**WRITTEN EXERCISE**. Format every line of the records below as a Markdown table with the columns "Row" and "Line", numbering the rows in order. Leave out blank lines and the pictures.

**INPUT ROWS**.
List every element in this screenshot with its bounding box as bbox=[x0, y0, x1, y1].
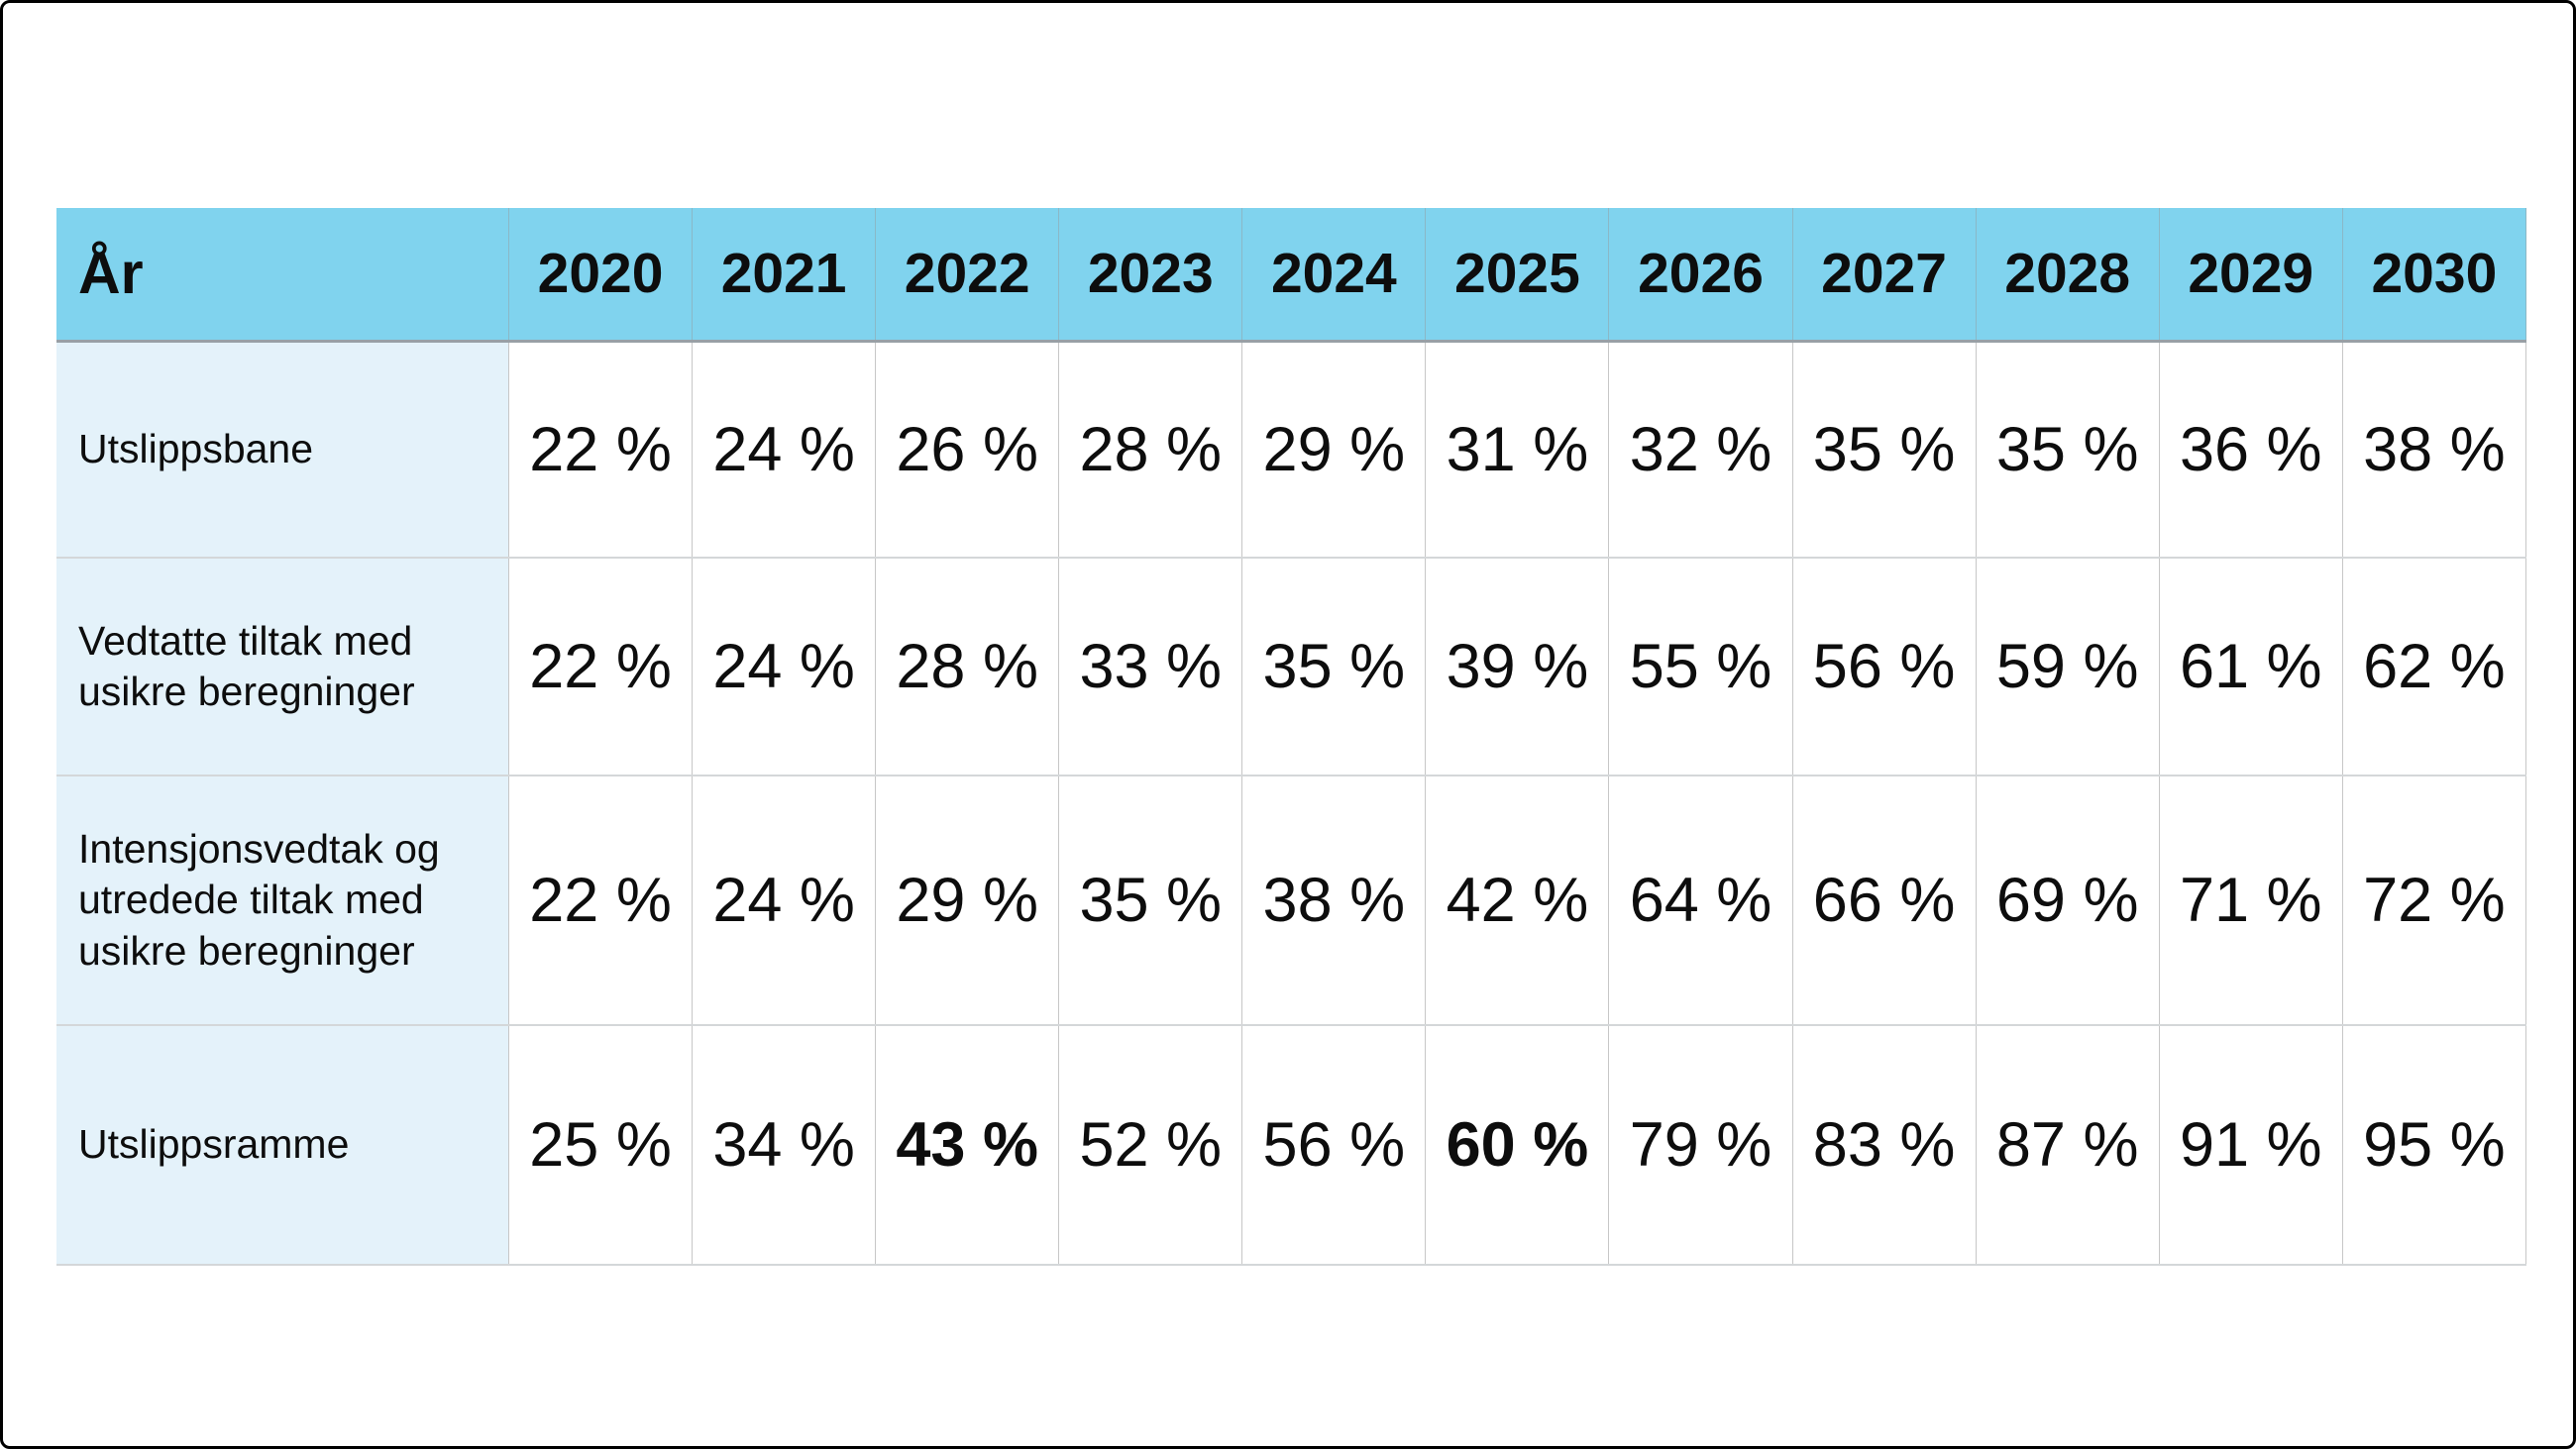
value-cell: 60 % bbox=[1425, 1025, 1609, 1265]
value-cell: 29 % bbox=[1241, 341, 1426, 558]
value-cell: 28 % bbox=[1058, 341, 1242, 558]
value-cell: 24 % bbox=[692, 776, 876, 1025]
value-cell: 43 % bbox=[875, 1025, 1059, 1265]
value-cell: 28 % bbox=[875, 558, 1059, 776]
value-cell: 22 % bbox=[507, 341, 693, 558]
value-cell: 52 % bbox=[1058, 1025, 1242, 1265]
value-cell: 35 % bbox=[1975, 341, 2160, 558]
value-cell: 79 % bbox=[1608, 1025, 1793, 1265]
table-header: År 2020 2021 2022 2023 2024 2025 2026 2027 2028 2… bbox=[56, 208, 2527, 343]
value-cell: 66 % bbox=[1791, 776, 1977, 1025]
value-cell: 91 % bbox=[2158, 1025, 2343, 1265]
value-cell: 61 % bbox=[2158, 558, 2343, 776]
value-cell: 71 % bbox=[2158, 776, 2343, 1025]
table-row: Utslippsramme 25 % 34 % 43 % 52 % 56 % 60 % 79 … bbox=[56, 1025, 2527, 1265]
value-cell: 22 % bbox=[507, 776, 693, 1025]
value-cell: 87 % bbox=[1975, 1025, 2160, 1265]
year-header-cell: 2028 bbox=[1975, 208, 2160, 343]
year-header-cell: 2022 bbox=[875, 208, 1059, 343]
value-cell: 62 % bbox=[2341, 558, 2527, 776]
value-cell: 36 % bbox=[2158, 341, 2343, 558]
year-header-cell: 2021 bbox=[692, 208, 876, 343]
year-header-cell: 2023 bbox=[1058, 208, 1242, 343]
year-header-cell: 2020 bbox=[507, 208, 693, 343]
year-header-cell: 2025 bbox=[1425, 208, 1609, 343]
value-cell: 29 % bbox=[875, 776, 1059, 1025]
row-label: Intensjonsvedtak og utredede tiltak med … bbox=[56, 776, 509, 1025]
value-cell: 42 % bbox=[1425, 776, 1609, 1025]
value-cell: 72 % bbox=[2341, 776, 2527, 1025]
year-header-cell: 2024 bbox=[1241, 208, 1426, 343]
value-cell: 34 % bbox=[692, 1025, 876, 1265]
value-cell: 56 % bbox=[1241, 1025, 1426, 1265]
row-label: Vedtatte tiltak med usikre beregninger bbox=[56, 558, 509, 776]
table-row: Vedtatte tiltak med usikre beregninger 22… bbox=[56, 558, 2527, 776]
value-cell: 35 % bbox=[1241, 558, 1426, 776]
data-table: År 2020 2021 2022 2023 2024 2025 2026 2027 2028 2… bbox=[56, 208, 2527, 1266]
value-cell: 39 % bbox=[1425, 558, 1609, 776]
value-cell: 64 % bbox=[1608, 776, 1793, 1025]
value-cell: 22 % bbox=[507, 558, 693, 776]
value-cell: 24 % bbox=[692, 341, 876, 558]
value-cell: 95 % bbox=[2341, 1025, 2527, 1265]
value-cell: 56 % bbox=[1791, 558, 1977, 776]
table-row: Intensjonsvedtak og utredede tiltak med … bbox=[56, 776, 2527, 1025]
emissions-table: År 2020 2021 2022 2023 2024 2025 2026 2027 2028 2… bbox=[56, 208, 2527, 1266]
value-cell: 69 % bbox=[1975, 776, 2160, 1025]
row-label: Utslippsbane bbox=[56, 341, 509, 558]
value-cell: 33 % bbox=[1058, 558, 1242, 776]
value-cell: 55 % bbox=[1608, 558, 1793, 776]
table-body: Utslippsbane 22 % 24 % 26 % 28 % 29 % 31 % 32 %… bbox=[56, 341, 2527, 1265]
value-cell: 25 % bbox=[507, 1025, 693, 1265]
table-row: Utslippsbane 22 % 24 % 26 % 28 % 29 % 31 % 32 %… bbox=[56, 341, 2527, 558]
value-cell: 32 % bbox=[1608, 341, 1793, 558]
value-cell: 35 % bbox=[1058, 776, 1242, 1025]
row-label: Utslippsramme bbox=[56, 1025, 509, 1265]
value-cell: 35 % bbox=[1791, 341, 1977, 558]
header-row: År 2020 2021 2022 2023 2024 2025 2026 2027 2028 2… bbox=[56, 208, 2527, 343]
value-cell: 38 % bbox=[2341, 341, 2527, 558]
value-cell: 26 % bbox=[875, 341, 1059, 558]
year-header-cell: 2030 bbox=[2341, 208, 2527, 343]
value-cell: 31 % bbox=[1425, 341, 1609, 558]
value-cell: 24 % bbox=[692, 558, 876, 776]
year-header-cell: 2029 bbox=[2158, 208, 2343, 343]
year-header-cell: 2027 bbox=[1791, 208, 1977, 343]
value-cell: 38 % bbox=[1241, 776, 1426, 1025]
year-header-cell: 2026 bbox=[1608, 208, 1793, 343]
year-column-header: År bbox=[56, 208, 509, 343]
value-cell: 83 % bbox=[1791, 1025, 1977, 1265]
value-cell: 59 % bbox=[1975, 558, 2160, 776]
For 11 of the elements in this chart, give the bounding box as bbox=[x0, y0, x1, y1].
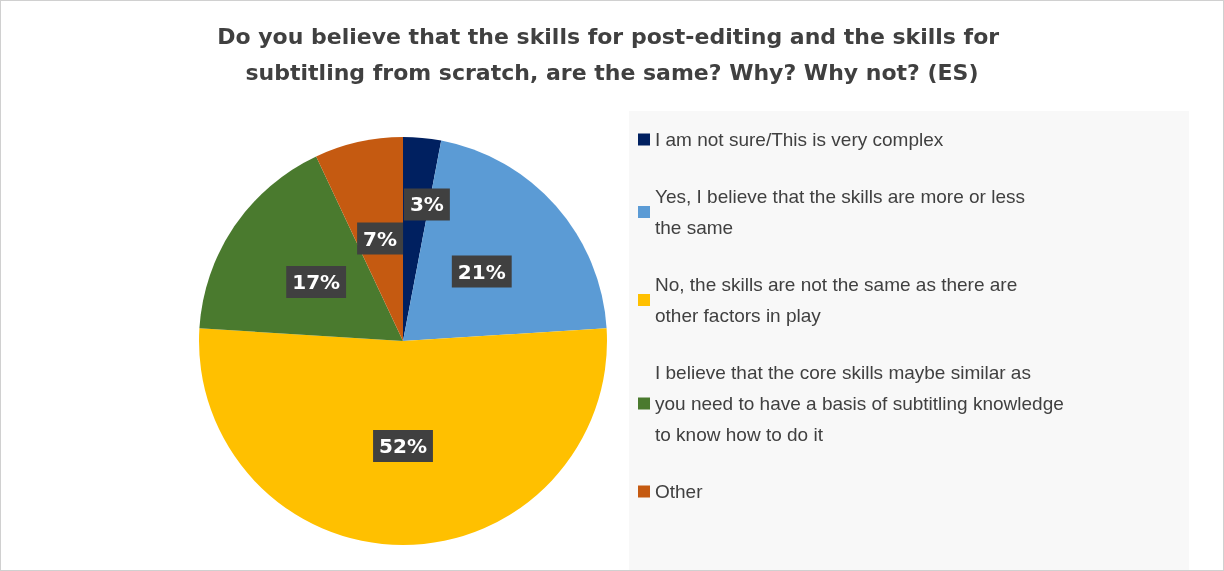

**SOLUTION TO THIS TASK**.
| Row | Line |
|---|---|
| 1 | List every element in this screenshot with its bounding box as bbox=[x0, y0, x1, y1]. |
| 2 | value-cell: 60 % bbox=[1425, 1025, 1609, 1265] |
| 3 | value-cell: 29 % bbox=[1241, 341, 1426, 558] |
| 4 | value-cell: 28 % bbox=[1058, 341, 1242, 558] |
| 5 | value-cell: 24 % bbox=[692, 776, 876, 1025] |
| 6 | value-cell: 43 % bbox=[875, 1025, 1059, 1265] |
| 7 | value-cell: 28 % bbox=[875, 558, 1059, 776] |
| 8 | value-cell: 22 % bbox=[507, 341, 693, 558] |
| 9 | value-cell: 52 % bbox=[1058, 1025, 1242, 1265] |
| 10 | value-cell: 35 % bbox=[1975, 341, 2160, 558] |
| 11 | value-cell: 79 % bbox=[1608, 1025, 1793, 1265] |
| 12 | table-header: År 2020 2021 2022 2023 2024 2025 2026 2027 2028 2… bbox=[56, 208, 2527, 343] |
| 13 | value-cell: 66 % bbox=[1791, 776, 1977, 1025] |
| 14 | value-cell: 91 % bbox=[2158, 1025, 2343, 1265] |
| 15 | value-cell: 61 % bbox=[2158, 558, 2343, 776] |
| 16 | value-cell: 71 % bbox=[2158, 776, 2343, 1025] |
| 17 | table-row: Utslippsramme 25 % 34 % 43 % 52 % 56 % 60 % 79 … bbox=[56, 1025, 2527, 1265] |
| 18 | value-cell: 22 % bbox=[507, 776, 693, 1025] |
| 19 | value-cell: 87 % bbox=[1975, 1025, 2160, 1265] |
| 20 | year-header-cell: 2028 bbox=[1975, 208, 2160, 343] |
| 21 | year-header-cell: 2022 bbox=[875, 208, 1059, 343] |
| 22 | value-cell: 62 % bbox=[2341, 558, 2527, 776] |
| 23 | value-cell: 36 % bbox=[2158, 341, 2343, 558] |
| 24 | year-header-cell: 2021 bbox=[692, 208, 876, 343] |
| 25 | year-header-cell: 2023 bbox=[1058, 208, 1242, 343] |
| 26 | year-header-cell: 2020 bbox=[507, 208, 693, 343] |
| 27 | year-header-cell: 2025 bbox=[1425, 208, 1609, 343] |
| 28 | value-cell: 29 % bbox=[875, 776, 1059, 1025] |
| 29 | row-label: Intensjonsvedtak og utredede tiltak med … bbox=[56, 776, 509, 1025] |
| 30 | value-cell: 42 % bbox=[1425, 776, 1609, 1025] |
| 31 | value-cell: 72 % bbox=[2341, 776, 2527, 1025] |
| 32 | year-header-cell: 2024 bbox=[1241, 208, 1426, 343] |
| 33 | value-cell: 34 % bbox=[692, 1025, 876, 1265] |
| 34 | value-cell: 56 % bbox=[1241, 1025, 1426, 1265] |
| 35 | row-label: Vedtatte tiltak med usikre beregninger bbox=[56, 558, 509, 776] |
| 36 | table-row: Vedtatte tiltak med usikre beregninger 22… bbox=[56, 558, 2527, 776] |
| 37 | value-cell: 35 % bbox=[1241, 558, 1426, 776] |
| 38 | data-table: År 2020 2021 2022 2023 2024 2025 2026 2027 2028 2… bbox=[56, 208, 2527, 1266] |
| 39 | value-cell: 39 % bbox=[1425, 558, 1609, 776] |
| 40 | value-cell: 64 % bbox=[1608, 776, 1793, 1025] |
| 41 | value-cell: 22 % bbox=[507, 558, 693, 776] |
| 42 | value-cell: 24 % bbox=[692, 341, 876, 558] |
| 43 | value-cell: 95 % bbox=[2341, 1025, 2527, 1265] |
| 44 | value-cell: 56 % bbox=[1791, 558, 1977, 776] |
| 45 | table-row: Intensjonsvedtak og utredede tiltak med … bbox=[56, 776, 2527, 1025] |
| 46 | emissions-table: År 2020 2021 2022 2023 2024 2025 2026 2027 2028 2… bbox=[56, 208, 2527, 1266] |
| 47 | value-cell: 69 % bbox=[1975, 776, 2160, 1025] |
| 48 | row-label: Utslippsbane bbox=[56, 341, 509, 558] |
| 49 | value-cell: 33 % bbox=[1058, 558, 1242, 776] |
| 50 | value-cell: 55 % bbox=[1608, 558, 1793, 776] |
| 51 | table-body: Utslippsbane 22 % 24 % 26 % 28 % 29 % 31 % 32 %… bbox=[56, 341, 2527, 1265] |
| 52 | value-cell: 25 % bbox=[507, 1025, 693, 1265] |
| 53 | table-row: Utslippsbane 22 % 24 % 26 % 28 % 29 % 31 % 32 %… bbox=[56, 341, 2527, 558] |
| 54 | value-cell: 32 % bbox=[1608, 341, 1793, 558] |
| 55 | value-cell: 35 % bbox=[1058, 776, 1242, 1025] |
| 56 | row-label: Utslippsramme bbox=[56, 1025, 509, 1265] |
| 57 | value-cell: 35 % bbox=[1791, 341, 1977, 558] |
| 58 | header-row: År 2020 2021 2022 2023 2024 2025 2026 2027 2028 2… bbox=[56, 208, 2527, 343] |
| 59 | value-cell: 38 % bbox=[2341, 341, 2527, 558] |
| 60 | value-cell: 26 % bbox=[875, 341, 1059, 558] |
| 61 | year-header-cell: 2030 bbox=[2341, 208, 2527, 343] |
| 62 | value-cell: 31 % bbox=[1425, 341, 1609, 558] |
| 63 | value-cell: 24 % bbox=[692, 558, 876, 776] |
| 64 | year-header-cell: 2029 bbox=[2158, 208, 2343, 343] |
| 65 | year-header-cell: 2027 bbox=[1791, 208, 1977, 343] |
| 66 | value-cell: 38 % bbox=[1241, 776, 1426, 1025] |
| 67 | year-header-cell: 2026 bbox=[1608, 208, 1793, 343] |
| 68 | year-column-header: År bbox=[56, 208, 509, 343] |
| 69 | value-cell: 83 % bbox=[1791, 1025, 1977, 1265] |
| 70 | value-cell: 59 % bbox=[1975, 558, 2160, 776] |
| 71 | For 11 of the elements in this chart, give the bounding box as bbox=[x0, y0, x1, y1]. |